» **DO THIS**
Below are entries to be transcribed exactly; exclude the pictures from the copy.
--- START SOURCE MATERIAL ---
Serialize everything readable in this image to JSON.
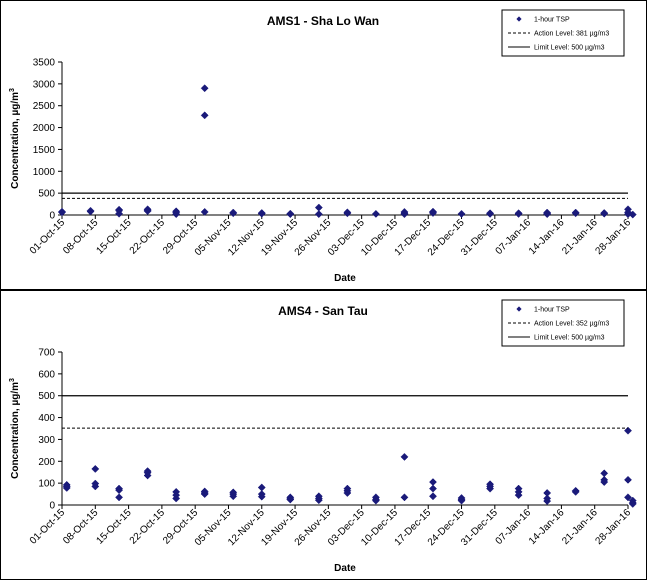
{
  "chart_data": [
    {
      "type": "scatter",
      "title": "AMS1 - Sha Lo Wan",
      "xlabel": "Date",
      "ylabel": "Concentration, µg/m",
      "ylabel_sup": "3",
      "ylim": [
        0,
        3500
      ],
      "yticks": [
        "0",
        "500",
        "1000",
        "1500",
        "2000",
        "2500",
        "3000",
        "3500"
      ],
      "xlim": [
        "2015-10-01",
        "2016-01-28"
      ],
      "xticks": [
        "01-Oct-15",
        "08-Oct-15",
        "15-Oct-15",
        "22-Oct-15",
        "29-Oct-15",
        "05-Nov-15",
        "12-Nov-15",
        "19-Nov-15",
        "26-Nov-15",
        "03-Dec-15",
        "10-Dec-15",
        "17-Dec-15",
        "24-Dec-15",
        "31-Dec-15",
        "07-Jan-16",
        "14-Jan-16",
        "21-Jan-16",
        "28-Jan-16"
      ],
      "grid": false,
      "legend": "top-right",
      "series": [
        {
          "name": "1-hour TSP",
          "kind": "points",
          "color": "#1a1a7a",
          "points": [
            [
              "2015-10-01",
              75
            ],
            [
              "2015-10-01",
              60
            ],
            [
              "2015-10-07",
              95
            ],
            [
              "2015-10-07",
              80
            ],
            [
              "2015-10-13",
              120
            ],
            [
              "2015-10-13",
              100
            ],
            [
              "2015-10-13",
              30
            ],
            [
              "2015-10-19",
              130
            ],
            [
              "2015-10-19",
              110
            ],
            [
              "2015-10-19",
              90
            ],
            [
              "2015-10-25",
              85
            ],
            [
              "2015-10-25",
              60
            ],
            [
              "2015-10-25",
              20
            ],
            [
              "2015-10-31",
              2900
            ],
            [
              "2015-10-31",
              2280
            ],
            [
              "2015-10-31",
              70
            ],
            [
              "2015-11-06",
              55
            ],
            [
              "2015-11-06",
              40
            ],
            [
              "2015-11-12",
              45
            ],
            [
              "2015-11-12",
              30
            ],
            [
              "2015-11-18",
              30
            ],
            [
              "2015-11-18",
              20
            ],
            [
              "2015-11-24",
              170
            ],
            [
              "2015-11-24",
              20
            ],
            [
              "2015-11-30",
              40
            ],
            [
              "2015-11-30",
              60
            ],
            [
              "2015-12-06",
              25
            ],
            [
              "2015-12-12",
              70
            ],
            [
              "2015-12-12",
              40
            ],
            [
              "2015-12-12",
              20
            ],
            [
              "2015-12-18",
              75
            ],
            [
              "2015-12-18",
              60
            ],
            [
              "2015-12-18",
              45
            ],
            [
              "2015-12-24",
              25
            ],
            [
              "2015-12-30",
              40
            ],
            [
              "2015-12-30",
              25
            ],
            [
              "2016-01-05",
              40
            ],
            [
              "2016-01-05",
              25
            ],
            [
              "2016-01-11",
              55
            ],
            [
              "2016-01-11",
              40
            ],
            [
              "2016-01-11",
              20
            ],
            [
              "2016-01-17",
              55
            ],
            [
              "2016-01-17",
              40
            ],
            [
              "2016-01-23",
              45
            ],
            [
              "2016-01-23",
              30
            ],
            [
              "2016-01-29",
              10
            ],
            [
              "2016-01-28",
              130
            ],
            [
              "2016-01-28",
              60
            ],
            [
              "2016-01-28",
              20
            ]
          ]
        },
        {
          "name": "Action Level: 381 µg/m3",
          "kind": "hline",
          "value": 381,
          "dash": true
        },
        {
          "name": "Limit Level: 500 µg/m3",
          "kind": "hline",
          "value": 500,
          "dash": false
        }
      ]
    },
    {
      "type": "scatter",
      "title": "AMS4 - San Tau",
      "xlabel": "Date",
      "ylabel": "Concentration, µg/m",
      "ylabel_sup": "3",
      "ylim": [
        0,
        700
      ],
      "yticks": [
        "0",
        "100",
        "200",
        "300",
        "400",
        "500",
        "600",
        "700"
      ],
      "xlim": [
        "2015-10-01",
        "2016-01-28"
      ],
      "xticks": [
        "01-Oct-15",
        "08-Oct-15",
        "15-Oct-15",
        "22-Oct-15",
        "29-Oct-15",
        "05-Nov-15",
        "12-Nov-15",
        "19-Nov-15",
        "26-Nov-15",
        "03-Dec-15",
        "10-Dec-15",
        "17-Dec-15",
        "24-Dec-15",
        "31-Dec-15",
        "07-Jan-16",
        "14-Jan-16",
        "21-Jan-16",
        "28-Jan-16"
      ],
      "grid": false,
      "legend": "top-right",
      "series": [
        {
          "name": "1-hour TSP",
          "kind": "points",
          "color": "#1a1a7a",
          "points": [
            [
              "2015-10-02",
              92
            ],
            [
              "2015-10-02",
              85
            ],
            [
              "2015-10-02",
              78
            ],
            [
              "2015-10-08",
              165
            ],
            [
              "2015-10-08",
              98
            ],
            [
              "2015-10-08",
              85
            ],
            [
              "2015-10-13",
              75
            ],
            [
              "2015-10-13",
              68
            ],
            [
              "2015-10-13",
              35
            ],
            [
              "2015-10-19",
              155
            ],
            [
              "2015-10-19",
              148
            ],
            [
              "2015-10-19",
              135
            ],
            [
              "2015-10-25",
              60
            ],
            [
              "2015-10-25",
              45
            ],
            [
              "2015-10-25",
              30
            ],
            [
              "2015-10-31",
              62
            ],
            [
              "2015-10-31",
              55
            ],
            [
              "2015-10-31",
              50
            ],
            [
              "2015-11-06",
              58
            ],
            [
              "2015-11-06",
              50
            ],
            [
              "2015-11-06",
              40
            ],
            [
              "2015-11-12",
              80
            ],
            [
              "2015-11-12",
              50
            ],
            [
              "2015-11-12",
              38
            ],
            [
              "2015-11-18",
              35
            ],
            [
              "2015-11-18",
              28
            ],
            [
              "2015-11-18",
              25
            ],
            [
              "2015-11-24",
              40
            ],
            [
              "2015-11-24",
              30
            ],
            [
              "2015-11-24",
              22
            ],
            [
              "2015-11-30",
              75
            ],
            [
              "2015-11-30",
              65
            ],
            [
              "2015-11-30",
              55
            ],
            [
              "2015-12-06",
              35
            ],
            [
              "2015-12-06",
              25
            ],
            [
              "2015-12-06",
              20
            ],
            [
              "2015-12-12",
              220
            ],
            [
              "2015-12-12",
              35
            ],
            [
              "2015-12-18",
              105
            ],
            [
              "2015-12-18",
              75
            ],
            [
              "2015-12-18",
              40
            ],
            [
              "2015-12-24",
              32
            ],
            [
              "2015-12-24",
              25
            ],
            [
              "2015-12-24",
              20
            ],
            [
              "2015-12-30",
              95
            ],
            [
              "2015-12-30",
              85
            ],
            [
              "2015-12-30",
              75
            ],
            [
              "2016-01-05",
              75
            ],
            [
              "2016-01-05",
              60
            ],
            [
              "2016-01-05",
              45
            ],
            [
              "2016-01-11",
              55
            ],
            [
              "2016-01-11",
              30
            ],
            [
              "2016-01-11",
              18
            ],
            [
              "2016-01-17",
              65
            ],
            [
              "2016-01-17",
              60
            ],
            [
              "2016-01-23",
              145
            ],
            [
              "2016-01-23",
              115
            ],
            [
              "2016-01-23",
              105
            ],
            [
              "2016-01-29",
              20
            ],
            [
              "2016-01-29",
              10
            ],
            [
              "2016-01-29",
              5
            ],
            [
              "2016-01-28",
              340
            ],
            [
              "2016-01-28",
              115
            ],
            [
              "2016-01-28",
              35
            ]
          ]
        },
        {
          "name": "Action Level: 352 µg/m3",
          "kind": "hline",
          "value": 352,
          "dash": true
        },
        {
          "name": "Limit Level: 500 µg/m3",
          "kind": "hline",
          "value": 500,
          "dash": false
        }
      ]
    }
  ]
}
--- END SOURCE MATERIAL ---
» **SOLUTION TO THIS PROBLEM**
Serialize everything readable in this image to JSON.
{
  "chart_data": [
    {
      "type": "scatter",
      "title": "AMS1 - Sha Lo Wan",
      "xlabel": "Date",
      "ylabel": "Concentration, µg/m",
      "ylabel_sup": "3",
      "ylim": [
        0,
        3500
      ],
      "yticks": [
        "0",
        "500",
        "1000",
        "1500",
        "2000",
        "2500",
        "3000",
        "3500"
      ],
      "xlim": [
        "2015-10-01",
        "2016-01-28"
      ],
      "xticks": [
        "01-Oct-15",
        "08-Oct-15",
        "15-Oct-15",
        "22-Oct-15",
        "29-Oct-15",
        "05-Nov-15",
        "12-Nov-15",
        "19-Nov-15",
        "26-Nov-15",
        "03-Dec-15",
        "10-Dec-15",
        "17-Dec-15",
        "24-Dec-15",
        "31-Dec-15",
        "07-Jan-16",
        "14-Jan-16",
        "21-Jan-16",
        "28-Jan-16"
      ],
      "grid": false,
      "legend": "top-right",
      "series": [
        {
          "name": "1-hour TSP",
          "kind": "points",
          "color": "#1a1a7a",
          "points": [
            [
              "2015-10-01",
              75
            ],
            [
              "2015-10-01",
              60
            ],
            [
              "2015-10-07",
              95
            ],
            [
              "2015-10-07",
              80
            ],
            [
              "2015-10-13",
              120
            ],
            [
              "2015-10-13",
              100
            ],
            [
              "2015-10-13",
              30
            ],
            [
              "2015-10-19",
              130
            ],
            [
              "2015-10-19",
              110
            ],
            [
              "2015-10-19",
              90
            ],
            [
              "2015-10-25",
              85
            ],
            [
              "2015-10-25",
              60
            ],
            [
              "2015-10-25",
              20
            ],
            [
              "2015-10-31",
              2900
            ],
            [
              "2015-10-31",
              2280
            ],
            [
              "2015-10-31",
              70
            ],
            [
              "2015-11-06",
              55
            ],
            [
              "2015-11-06",
              40
            ],
            [
              "2015-11-12",
              45
            ],
            [
              "2015-11-12",
              30
            ],
            [
              "2015-11-18",
              30
            ],
            [
              "2015-11-18",
              20
            ],
            [
              "2015-11-24",
              170
            ],
            [
              "2015-11-24",
              20
            ],
            [
              "2015-11-30",
              40
            ],
            [
              "2015-11-30",
              60
            ],
            [
              "2015-12-06",
              25
            ],
            [
              "2015-12-12",
              70
            ],
            [
              "2015-12-12",
              40
            ],
            [
              "2015-12-12",
              20
            ],
            [
              "2015-12-18",
              75
            ],
            [
              "2015-12-18",
              60
            ],
            [
              "2015-12-18",
              45
            ],
            [
              "2015-12-24",
              25
            ],
            [
              "2015-12-30",
              40
            ],
            [
              "2015-12-30",
              25
            ],
            [
              "2016-01-05",
              40
            ],
            [
              "2016-01-05",
              25
            ],
            [
              "2016-01-11",
              55
            ],
            [
              "2016-01-11",
              40
            ],
            [
              "2016-01-11",
              20
            ],
            [
              "2016-01-17",
              55
            ],
            [
              "2016-01-17",
              40
            ],
            [
              "2016-01-23",
              45
            ],
            [
              "2016-01-23",
              30
            ],
            [
              "2016-01-29",
              10
            ],
            [
              "2016-01-28",
              130
            ],
            [
              "2016-01-28",
              60
            ],
            [
              "2016-01-28",
              20
            ]
          ]
        },
        {
          "name": "Action Level: 381 µg/m3",
          "kind": "hline",
          "value": 381,
          "dash": true
        },
        {
          "name": "Limit Level: 500 µg/m3",
          "kind": "hline",
          "value": 500,
          "dash": false
        }
      ]
    },
    {
      "type": "scatter",
      "title": "AMS4 - San Tau",
      "xlabel": "Date",
      "ylabel": "Concentration, µg/m",
      "ylabel_sup": "3",
      "ylim": [
        0,
        700
      ],
      "yticks": [
        "0",
        "100",
        "200",
        "300",
        "400",
        "500",
        "600",
        "700"
      ],
      "xlim": [
        "2015-10-01",
        "2016-01-28"
      ],
      "xticks": [
        "01-Oct-15",
        "08-Oct-15",
        "15-Oct-15",
        "22-Oct-15",
        "29-Oct-15",
        "05-Nov-15",
        "12-Nov-15",
        "19-Nov-15",
        "26-Nov-15",
        "03-Dec-15",
        "10-Dec-15",
        "17-Dec-15",
        "24-Dec-15",
        "31-Dec-15",
        "07-Jan-16",
        "14-Jan-16",
        "21-Jan-16",
        "28-Jan-16"
      ],
      "grid": false,
      "legend": "top-right",
      "series": [
        {
          "name": "1-hour TSP",
          "kind": "points",
          "color": "#1a1a7a",
          "points": [
            [
              "2015-10-02",
              92
            ],
            [
              "2015-10-02",
              85
            ],
            [
              "2015-10-02",
              78
            ],
            [
              "2015-10-08",
              165
            ],
            [
              "2015-10-08",
              98
            ],
            [
              "2015-10-08",
              85
            ],
            [
              "2015-10-13",
              75
            ],
            [
              "2015-10-13",
              68
            ],
            [
              "2015-10-13",
              35
            ],
            [
              "2015-10-19",
              155
            ],
            [
              "2015-10-19",
              148
            ],
            [
              "2015-10-19",
              135
            ],
            [
              "2015-10-25",
              60
            ],
            [
              "2015-10-25",
              45
            ],
            [
              "2015-10-25",
              30
            ],
            [
              "2015-10-31",
              62
            ],
            [
              "2015-10-31",
              55
            ],
            [
              "2015-10-31",
              50
            ],
            [
              "2015-11-06",
              58
            ],
            [
              "2015-11-06",
              50
            ],
            [
              "2015-11-06",
              40
            ],
            [
              "2015-11-12",
              80
            ],
            [
              "2015-11-12",
              50
            ],
            [
              "2015-11-12",
              38
            ],
            [
              "2015-11-18",
              35
            ],
            [
              "2015-11-18",
              28
            ],
            [
              "2015-11-18",
              25
            ],
            [
              "2015-11-24",
              40
            ],
            [
              "2015-11-24",
              30
            ],
            [
              "2015-11-24",
              22
            ],
            [
              "2015-11-30",
              75
            ],
            [
              "2015-11-30",
              65
            ],
            [
              "2015-11-30",
              55
            ],
            [
              "2015-12-06",
              35
            ],
            [
              "2015-12-06",
              25
            ],
            [
              "2015-12-06",
              20
            ],
            [
              "2015-12-12",
              220
            ],
            [
              "2015-12-12",
              35
            ],
            [
              "2015-12-18",
              105
            ],
            [
              "2015-12-18",
              75
            ],
            [
              "2015-12-18",
              40
            ],
            [
              "2015-12-24",
              32
            ],
            [
              "2015-12-24",
              25
            ],
            [
              "2015-12-24",
              20
            ],
            [
              "2015-12-30",
              95
            ],
            [
              "2015-12-30",
              85
            ],
            [
              "2015-12-30",
              75
            ],
            [
              "2016-01-05",
              75
            ],
            [
              "2016-01-05",
              60
            ],
            [
              "2016-01-05",
              45
            ],
            [
              "2016-01-11",
              55
            ],
            [
              "2016-01-11",
              30
            ],
            [
              "2016-01-11",
              18
            ],
            [
              "2016-01-17",
              65
            ],
            [
              "2016-01-17",
              60
            ],
            [
              "2016-01-23",
              145
            ],
            [
              "2016-01-23",
              115
            ],
            [
              "2016-01-23",
              105
            ],
            [
              "2016-01-29",
              20
            ],
            [
              "2016-01-29",
              10
            ],
            [
              "2016-01-29",
              5
            ],
            [
              "2016-01-28",
              340
            ],
            [
              "2016-01-28",
              115
            ],
            [
              "2016-01-28",
              35
            ]
          ]
        },
        {
          "name": "Action Level: 352 µg/m3",
          "kind": "hline",
          "value": 352,
          "dash": true
        },
        {
          "name": "Limit Level: 500 µg/m3",
          "kind": "hline",
          "value": 500,
          "dash": false
        }
      ]
    }
  ]
}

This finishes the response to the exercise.